Information given >>

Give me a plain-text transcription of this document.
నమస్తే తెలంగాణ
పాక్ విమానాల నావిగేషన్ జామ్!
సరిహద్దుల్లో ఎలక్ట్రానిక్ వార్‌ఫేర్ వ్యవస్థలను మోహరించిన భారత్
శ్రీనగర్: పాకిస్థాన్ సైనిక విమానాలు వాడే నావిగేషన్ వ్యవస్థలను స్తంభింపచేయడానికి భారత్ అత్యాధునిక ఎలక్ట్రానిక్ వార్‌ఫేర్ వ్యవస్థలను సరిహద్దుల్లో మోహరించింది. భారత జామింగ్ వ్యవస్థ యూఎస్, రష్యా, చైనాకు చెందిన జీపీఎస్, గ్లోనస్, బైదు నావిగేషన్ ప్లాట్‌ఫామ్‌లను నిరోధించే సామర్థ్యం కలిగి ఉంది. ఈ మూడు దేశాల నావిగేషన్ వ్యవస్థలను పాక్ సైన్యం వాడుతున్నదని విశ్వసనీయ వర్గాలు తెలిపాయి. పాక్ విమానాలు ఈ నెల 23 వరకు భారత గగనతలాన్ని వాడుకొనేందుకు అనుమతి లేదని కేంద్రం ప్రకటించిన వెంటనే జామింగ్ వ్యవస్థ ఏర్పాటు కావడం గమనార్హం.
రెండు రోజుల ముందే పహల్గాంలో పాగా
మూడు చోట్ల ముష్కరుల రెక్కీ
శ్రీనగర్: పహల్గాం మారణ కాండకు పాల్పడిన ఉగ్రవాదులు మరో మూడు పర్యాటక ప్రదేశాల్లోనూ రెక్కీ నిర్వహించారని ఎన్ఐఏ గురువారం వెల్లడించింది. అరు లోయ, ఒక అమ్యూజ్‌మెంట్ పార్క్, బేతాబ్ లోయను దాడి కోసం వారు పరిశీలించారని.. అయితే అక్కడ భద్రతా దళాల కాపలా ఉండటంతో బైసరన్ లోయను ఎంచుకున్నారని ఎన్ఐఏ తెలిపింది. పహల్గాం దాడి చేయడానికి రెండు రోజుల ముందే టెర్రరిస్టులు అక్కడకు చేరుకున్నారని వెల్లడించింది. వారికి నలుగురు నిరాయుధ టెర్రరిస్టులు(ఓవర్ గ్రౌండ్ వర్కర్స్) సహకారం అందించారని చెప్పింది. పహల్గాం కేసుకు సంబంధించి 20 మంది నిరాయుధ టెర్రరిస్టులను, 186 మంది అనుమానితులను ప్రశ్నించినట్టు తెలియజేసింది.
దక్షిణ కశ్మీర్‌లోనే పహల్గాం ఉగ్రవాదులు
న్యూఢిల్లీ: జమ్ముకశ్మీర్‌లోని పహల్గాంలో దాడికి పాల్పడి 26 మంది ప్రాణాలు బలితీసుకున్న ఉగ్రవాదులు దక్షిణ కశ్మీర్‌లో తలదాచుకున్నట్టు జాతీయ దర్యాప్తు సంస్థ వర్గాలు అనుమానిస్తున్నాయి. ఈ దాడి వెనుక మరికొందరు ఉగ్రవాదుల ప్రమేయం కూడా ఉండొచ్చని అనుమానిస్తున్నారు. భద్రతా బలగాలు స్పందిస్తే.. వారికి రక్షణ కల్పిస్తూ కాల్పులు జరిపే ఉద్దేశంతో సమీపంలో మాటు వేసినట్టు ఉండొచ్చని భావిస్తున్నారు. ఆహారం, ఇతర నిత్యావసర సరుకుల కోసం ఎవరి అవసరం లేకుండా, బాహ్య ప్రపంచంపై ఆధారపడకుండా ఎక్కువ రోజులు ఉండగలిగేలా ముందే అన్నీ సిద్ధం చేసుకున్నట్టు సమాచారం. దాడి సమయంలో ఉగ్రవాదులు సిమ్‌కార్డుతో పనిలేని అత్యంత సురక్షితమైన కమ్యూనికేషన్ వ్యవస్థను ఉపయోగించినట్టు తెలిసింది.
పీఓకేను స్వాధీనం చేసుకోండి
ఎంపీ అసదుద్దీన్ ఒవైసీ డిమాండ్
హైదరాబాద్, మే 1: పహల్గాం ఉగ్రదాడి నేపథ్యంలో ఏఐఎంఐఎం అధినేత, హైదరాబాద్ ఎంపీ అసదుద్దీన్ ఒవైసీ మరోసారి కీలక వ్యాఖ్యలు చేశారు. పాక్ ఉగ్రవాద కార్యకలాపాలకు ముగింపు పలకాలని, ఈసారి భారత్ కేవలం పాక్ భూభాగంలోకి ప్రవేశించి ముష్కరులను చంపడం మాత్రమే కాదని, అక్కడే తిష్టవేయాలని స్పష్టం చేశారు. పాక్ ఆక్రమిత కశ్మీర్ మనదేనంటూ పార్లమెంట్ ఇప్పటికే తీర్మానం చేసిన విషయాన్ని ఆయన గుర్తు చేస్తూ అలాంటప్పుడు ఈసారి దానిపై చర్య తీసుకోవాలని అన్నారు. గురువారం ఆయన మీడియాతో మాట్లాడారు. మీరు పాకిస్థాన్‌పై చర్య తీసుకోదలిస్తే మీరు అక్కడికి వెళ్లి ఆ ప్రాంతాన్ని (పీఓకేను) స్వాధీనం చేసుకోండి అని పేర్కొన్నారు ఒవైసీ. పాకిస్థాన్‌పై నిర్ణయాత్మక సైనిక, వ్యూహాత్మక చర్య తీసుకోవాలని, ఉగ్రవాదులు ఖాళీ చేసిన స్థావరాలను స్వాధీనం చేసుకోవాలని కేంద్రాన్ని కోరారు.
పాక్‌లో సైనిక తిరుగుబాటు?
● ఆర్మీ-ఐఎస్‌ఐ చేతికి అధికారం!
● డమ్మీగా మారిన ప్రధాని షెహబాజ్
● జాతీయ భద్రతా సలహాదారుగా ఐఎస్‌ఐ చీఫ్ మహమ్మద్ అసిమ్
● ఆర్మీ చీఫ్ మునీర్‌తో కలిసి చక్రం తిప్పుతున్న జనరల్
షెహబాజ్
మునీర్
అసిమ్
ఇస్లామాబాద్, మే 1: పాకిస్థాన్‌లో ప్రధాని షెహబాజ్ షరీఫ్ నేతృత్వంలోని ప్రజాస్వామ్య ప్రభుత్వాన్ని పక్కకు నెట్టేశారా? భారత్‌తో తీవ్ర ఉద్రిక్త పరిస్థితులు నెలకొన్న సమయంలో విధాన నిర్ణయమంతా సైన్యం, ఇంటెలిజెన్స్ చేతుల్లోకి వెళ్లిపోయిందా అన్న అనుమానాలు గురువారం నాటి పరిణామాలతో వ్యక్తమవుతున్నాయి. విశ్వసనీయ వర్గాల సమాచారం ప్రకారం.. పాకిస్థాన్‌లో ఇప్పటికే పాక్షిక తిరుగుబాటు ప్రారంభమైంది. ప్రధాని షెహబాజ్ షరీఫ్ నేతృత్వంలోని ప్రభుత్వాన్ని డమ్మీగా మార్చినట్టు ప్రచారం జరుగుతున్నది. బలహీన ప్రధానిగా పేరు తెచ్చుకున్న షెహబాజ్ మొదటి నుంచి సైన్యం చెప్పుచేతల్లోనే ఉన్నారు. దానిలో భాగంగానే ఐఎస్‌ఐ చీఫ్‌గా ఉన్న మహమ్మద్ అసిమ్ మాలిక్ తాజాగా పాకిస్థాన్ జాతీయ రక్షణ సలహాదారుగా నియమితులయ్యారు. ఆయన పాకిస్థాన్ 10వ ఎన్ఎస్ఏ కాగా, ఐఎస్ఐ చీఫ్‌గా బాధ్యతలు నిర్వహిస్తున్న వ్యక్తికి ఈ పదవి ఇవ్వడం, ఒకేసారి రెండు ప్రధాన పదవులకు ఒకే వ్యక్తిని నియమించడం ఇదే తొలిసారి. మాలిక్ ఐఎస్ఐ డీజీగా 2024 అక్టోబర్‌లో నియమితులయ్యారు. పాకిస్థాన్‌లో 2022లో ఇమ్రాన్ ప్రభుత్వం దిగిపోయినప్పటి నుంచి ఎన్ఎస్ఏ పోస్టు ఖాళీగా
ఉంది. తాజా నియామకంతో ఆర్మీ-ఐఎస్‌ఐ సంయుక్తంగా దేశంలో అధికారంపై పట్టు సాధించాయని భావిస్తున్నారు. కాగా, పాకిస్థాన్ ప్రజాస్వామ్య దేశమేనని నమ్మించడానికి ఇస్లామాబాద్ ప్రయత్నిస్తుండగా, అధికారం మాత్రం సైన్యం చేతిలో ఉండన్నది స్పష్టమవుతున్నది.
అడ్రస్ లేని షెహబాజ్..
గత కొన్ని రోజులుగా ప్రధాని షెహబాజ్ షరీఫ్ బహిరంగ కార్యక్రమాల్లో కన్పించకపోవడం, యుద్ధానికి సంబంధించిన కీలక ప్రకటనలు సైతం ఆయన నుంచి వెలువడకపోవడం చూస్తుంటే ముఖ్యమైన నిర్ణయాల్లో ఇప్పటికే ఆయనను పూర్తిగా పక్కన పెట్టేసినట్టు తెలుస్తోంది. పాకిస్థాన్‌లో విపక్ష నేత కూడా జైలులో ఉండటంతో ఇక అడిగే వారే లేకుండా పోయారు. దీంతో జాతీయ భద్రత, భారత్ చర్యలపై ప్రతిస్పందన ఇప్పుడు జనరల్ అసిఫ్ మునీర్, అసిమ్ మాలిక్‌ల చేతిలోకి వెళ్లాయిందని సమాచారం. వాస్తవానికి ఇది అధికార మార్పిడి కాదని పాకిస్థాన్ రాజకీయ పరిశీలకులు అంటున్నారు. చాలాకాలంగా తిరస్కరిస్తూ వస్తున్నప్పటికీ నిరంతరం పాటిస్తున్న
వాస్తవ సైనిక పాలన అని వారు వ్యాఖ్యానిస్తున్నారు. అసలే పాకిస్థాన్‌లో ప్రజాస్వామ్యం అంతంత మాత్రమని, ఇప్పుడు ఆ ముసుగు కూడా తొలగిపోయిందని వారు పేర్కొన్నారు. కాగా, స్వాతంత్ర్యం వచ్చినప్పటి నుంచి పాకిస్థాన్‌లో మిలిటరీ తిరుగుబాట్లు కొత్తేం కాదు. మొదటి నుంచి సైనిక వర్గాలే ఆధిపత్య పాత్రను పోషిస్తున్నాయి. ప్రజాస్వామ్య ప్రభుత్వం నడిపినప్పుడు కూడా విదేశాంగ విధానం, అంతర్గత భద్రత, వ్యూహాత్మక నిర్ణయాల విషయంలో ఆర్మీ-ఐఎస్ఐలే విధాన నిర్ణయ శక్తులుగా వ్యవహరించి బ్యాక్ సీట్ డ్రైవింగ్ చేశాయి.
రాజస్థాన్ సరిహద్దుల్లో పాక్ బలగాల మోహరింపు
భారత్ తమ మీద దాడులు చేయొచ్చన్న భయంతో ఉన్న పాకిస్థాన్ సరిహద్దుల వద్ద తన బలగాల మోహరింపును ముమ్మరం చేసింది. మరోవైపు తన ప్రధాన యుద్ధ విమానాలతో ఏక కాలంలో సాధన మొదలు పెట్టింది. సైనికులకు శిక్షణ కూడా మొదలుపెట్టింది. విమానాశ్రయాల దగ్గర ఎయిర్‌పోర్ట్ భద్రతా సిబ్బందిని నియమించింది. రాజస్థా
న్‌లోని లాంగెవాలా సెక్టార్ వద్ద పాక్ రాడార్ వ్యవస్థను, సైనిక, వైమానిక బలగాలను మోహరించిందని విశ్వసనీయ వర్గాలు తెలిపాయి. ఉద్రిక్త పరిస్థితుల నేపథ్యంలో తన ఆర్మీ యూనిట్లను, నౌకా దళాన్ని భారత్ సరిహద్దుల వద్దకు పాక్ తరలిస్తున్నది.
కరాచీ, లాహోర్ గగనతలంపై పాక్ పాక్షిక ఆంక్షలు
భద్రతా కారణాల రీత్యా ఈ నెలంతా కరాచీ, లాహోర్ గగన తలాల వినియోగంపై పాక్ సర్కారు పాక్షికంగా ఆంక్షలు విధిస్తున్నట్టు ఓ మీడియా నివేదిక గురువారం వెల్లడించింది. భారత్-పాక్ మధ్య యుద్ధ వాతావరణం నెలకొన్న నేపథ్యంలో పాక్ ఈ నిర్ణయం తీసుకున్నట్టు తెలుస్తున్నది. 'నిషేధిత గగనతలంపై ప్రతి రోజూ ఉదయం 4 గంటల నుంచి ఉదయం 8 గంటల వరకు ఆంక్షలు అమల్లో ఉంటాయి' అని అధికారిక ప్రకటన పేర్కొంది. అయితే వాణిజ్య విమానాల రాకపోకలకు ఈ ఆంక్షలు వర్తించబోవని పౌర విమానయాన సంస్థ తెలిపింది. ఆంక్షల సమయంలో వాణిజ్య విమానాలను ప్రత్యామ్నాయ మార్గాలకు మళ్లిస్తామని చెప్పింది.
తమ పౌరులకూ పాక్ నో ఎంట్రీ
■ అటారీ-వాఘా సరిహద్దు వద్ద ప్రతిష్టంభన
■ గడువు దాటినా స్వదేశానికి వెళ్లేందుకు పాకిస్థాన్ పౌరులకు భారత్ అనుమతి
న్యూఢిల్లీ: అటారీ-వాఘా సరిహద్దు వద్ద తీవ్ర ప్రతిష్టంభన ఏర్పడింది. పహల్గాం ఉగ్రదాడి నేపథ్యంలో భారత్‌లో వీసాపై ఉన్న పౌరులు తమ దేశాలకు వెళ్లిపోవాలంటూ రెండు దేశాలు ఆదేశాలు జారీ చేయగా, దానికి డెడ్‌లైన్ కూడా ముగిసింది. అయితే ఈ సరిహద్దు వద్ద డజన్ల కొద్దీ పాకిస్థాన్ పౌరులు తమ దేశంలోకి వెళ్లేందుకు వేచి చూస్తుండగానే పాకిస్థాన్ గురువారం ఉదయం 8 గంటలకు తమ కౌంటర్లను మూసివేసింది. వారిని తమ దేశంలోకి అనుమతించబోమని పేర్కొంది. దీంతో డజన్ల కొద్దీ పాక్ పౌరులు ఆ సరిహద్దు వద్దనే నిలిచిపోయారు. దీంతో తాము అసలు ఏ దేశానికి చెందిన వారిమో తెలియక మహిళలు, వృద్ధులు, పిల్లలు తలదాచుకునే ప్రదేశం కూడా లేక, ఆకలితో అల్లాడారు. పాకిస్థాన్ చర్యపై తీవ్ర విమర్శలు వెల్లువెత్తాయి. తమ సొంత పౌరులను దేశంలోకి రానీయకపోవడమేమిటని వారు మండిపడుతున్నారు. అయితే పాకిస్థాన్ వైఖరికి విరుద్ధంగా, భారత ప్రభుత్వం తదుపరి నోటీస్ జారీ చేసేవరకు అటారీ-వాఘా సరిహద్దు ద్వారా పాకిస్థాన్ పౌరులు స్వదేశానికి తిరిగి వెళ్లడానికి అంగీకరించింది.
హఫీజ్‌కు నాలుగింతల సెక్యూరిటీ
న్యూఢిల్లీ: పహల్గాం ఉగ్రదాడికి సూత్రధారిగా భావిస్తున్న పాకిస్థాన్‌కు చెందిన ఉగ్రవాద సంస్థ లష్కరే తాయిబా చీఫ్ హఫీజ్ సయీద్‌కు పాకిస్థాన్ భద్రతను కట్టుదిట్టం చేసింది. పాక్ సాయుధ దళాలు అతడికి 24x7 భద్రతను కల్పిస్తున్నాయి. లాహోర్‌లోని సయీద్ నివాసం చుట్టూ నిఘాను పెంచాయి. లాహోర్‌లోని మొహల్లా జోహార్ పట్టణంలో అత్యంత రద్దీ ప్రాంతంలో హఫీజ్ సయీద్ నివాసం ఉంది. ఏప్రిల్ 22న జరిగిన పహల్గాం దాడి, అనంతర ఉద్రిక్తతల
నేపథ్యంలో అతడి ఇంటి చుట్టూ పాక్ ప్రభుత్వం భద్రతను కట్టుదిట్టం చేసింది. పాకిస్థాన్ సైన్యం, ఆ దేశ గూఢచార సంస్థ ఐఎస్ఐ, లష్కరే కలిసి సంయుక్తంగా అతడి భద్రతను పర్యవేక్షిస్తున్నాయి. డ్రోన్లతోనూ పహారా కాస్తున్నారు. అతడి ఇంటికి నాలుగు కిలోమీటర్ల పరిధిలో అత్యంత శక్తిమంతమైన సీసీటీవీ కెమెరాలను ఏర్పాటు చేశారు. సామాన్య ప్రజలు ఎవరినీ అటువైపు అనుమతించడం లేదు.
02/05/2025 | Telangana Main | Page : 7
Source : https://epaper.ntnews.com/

Given task >> Collect every line above that contains the word "గగనతల".

Task solution >>
శ్రీనగర్: పాకిస్థాన్ సైనిక విమానాలు వాడే నావిగేషన్ వ్యవస్థలను స్తంభింపచేయడానికి భారత్ అత్యాధునిక ఎలక్ట్రానిక్ వార్‌ఫేర్ వ్యవస్థలను సరిహద్దుల్లో మోహరించింది. భారత జామింగ్ వ్యవస్థ యూఎస్, రష్యా, చైనాకు చెందిన జీపీఎస్, గ్లోనస్, బైదు నావిగేషన్ ప్లాట్‌ఫామ్‌లను నిరోధించే సామర్థ్యం కలిగి ఉంది. ఈ మూడు దేశాల నావిగేషన్ వ్యవస్థలను పాక్ సైన్యం వాడుతున్నదని విశ్వసనీయ వర్గాలు తెలిపాయి. పాక్ విమానాలు ఈ నెల 23 వరకు భారత గగనతలాన్ని వాడుకొనేందుకు అనుమతి లేదని కేంద్రం ప్రకటించిన వెంటనే జామింగ్ వ్యవస్థ ఏర్పాటు కావడం గమనార్హం.
కరాచీ, లాహోర్ గగనతలంపై పాక్ పాక్షిక ఆంక్షలు
భద్రతా కారణాల రీత్యా ఈ నెలంతా కరాచీ, లాహోర్ గగన తలాల వినియోగంపై పాక్ సర్కారు పాక్షికంగా ఆంక్షలు విధిస్తున్నట్టు ఓ మీడియా నివేదిక గురువారం వెల్లడించింది. భారత్-పాక్ మధ్య యుద్ధ వాతావరణం నెలకొన్న నేపథ్యంలో పాక్ ఈ నిర్ణయం తీసుకున్నట్టు తెలుస్తున్నది. 'నిషేధిత గగనతలంపై ప్రతి రోజూ ఉదయం 4 గంటల నుంచి ఉదయం 8 గంటల వరకు ఆంక్షలు అమల్లో ఉంటాయి' అని అధికారిక ప్రకటన పేర్కొంది. అయితే వాణిజ్య విమానాల రాకపోకలకు ఈ ఆంక్షలు వర్తించబోవని పౌర విమానయాన సంస్థ తెలిపింది. ఆంక్షల సమయంలో వాణిజ్య విమానాలను ప్రత్యామ్నాయ మార్గాలకు మళ్లిస్తామని చెప్పింది.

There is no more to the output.